--- BEGIN ---
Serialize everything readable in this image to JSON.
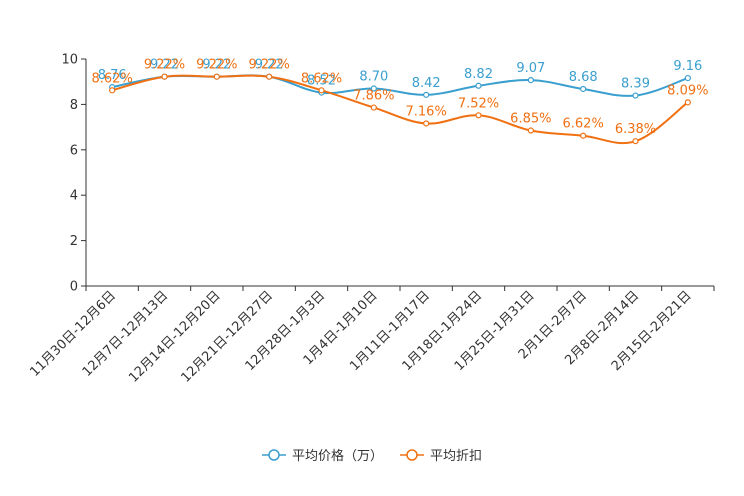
{
  "chart_data": {
    "type": "line",
    "title": "",
    "xlabel": "",
    "ylabel": "",
    "ylim": [
      0,
      10
    ],
    "yticks": [
      0,
      2,
      4,
      6,
      8,
      10
    ],
    "grid": false,
    "legend_position": "bottom-center",
    "categories": [
      "11月30日-12月6日",
      "12月7日-12月13日",
      "12月14日-12月20日",
      "12月21日-12月27日",
      "12月28日-1月3日",
      "1月4日-1月10日",
      "1月11日-1月17日",
      "1月18日-1月24日",
      "1月25日-1月31日",
      "2月1日-2月7日",
      "2月8日-2月14日",
      "2月15日-2月21日"
    ],
    "series": [
      {
        "name": "平均价格（万）",
        "color": "#3a9fcf",
        "values": [
          8.76,
          9.22,
          9.22,
          9.22,
          8.52,
          8.7,
          8.42,
          8.82,
          9.07,
          8.68,
          8.39,
          9.16
        ],
        "labels": [
          "8.76",
          "9.22",
          "9.22",
          "9.22",
          "8.52",
          "8.70",
          "8.42",
          "8.82",
          "9.07",
          "8.68",
          "8.39",
          "9.16"
        ]
      },
      {
        "name": "平均折扣",
        "color": "#f07012",
        "values": [
          8.62,
          9.22,
          9.22,
          9.22,
          8.62,
          7.86,
          7.16,
          7.52,
          6.85,
          6.62,
          6.38,
          8.09
        ],
        "labels": [
          "8.62%",
          "9.22%",
          "9.22%",
          "9.22%",
          "8.62%",
          "7.86%",
          "7.16%",
          "7.52%",
          "6.85%",
          "6.62%",
          "6.38%",
          "8.09%"
        ]
      }
    ]
  }
}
--- END ---
* SHORT PROBLEM
Produce an exact copy of each line of data, skipping embedded images.

* WRITTEN RESPONSE
Serialize everything readable in this image to JSON.
{
  "chart_data": {
    "type": "line",
    "title": "",
    "xlabel": "",
    "ylabel": "",
    "ylim": [
      0,
      10
    ],
    "yticks": [
      0,
      2,
      4,
      6,
      8,
      10
    ],
    "grid": false,
    "legend_position": "bottom-center",
    "categories": [
      "11月30日-12月6日",
      "12月7日-12月13日",
      "12月14日-12月20日",
      "12月21日-12月27日",
      "12月28日-1月3日",
      "1月4日-1月10日",
      "1月11日-1月17日",
      "1月18日-1月24日",
      "1月25日-1月31日",
      "2月1日-2月7日",
      "2月8日-2月14日",
      "2月15日-2月21日"
    ],
    "series": [
      {
        "name": "平均价格（万）",
        "color": "#3a9fcf",
        "values": [
          8.76,
          9.22,
          9.22,
          9.22,
          8.52,
          8.7,
          8.42,
          8.82,
          9.07,
          8.68,
          8.39,
          9.16
        ],
        "labels": [
          "8.76",
          "9.22",
          "9.22",
          "9.22",
          "8.52",
          "8.70",
          "8.42",
          "8.82",
          "9.07",
          "8.68",
          "8.39",
          "9.16"
        ]
      },
      {
        "name": "平均折扣",
        "color": "#f07012",
        "values": [
          8.62,
          9.22,
          9.22,
          9.22,
          8.62,
          7.86,
          7.16,
          7.52,
          6.85,
          6.62,
          6.38,
          8.09
        ],
        "labels": [
          "8.62%",
          "9.22%",
          "9.22%",
          "9.22%",
          "8.62%",
          "7.86%",
          "7.16%",
          "7.52%",
          "6.85%",
          "6.62%",
          "6.38%",
          "8.09%"
        ]
      }
    ]
  }
}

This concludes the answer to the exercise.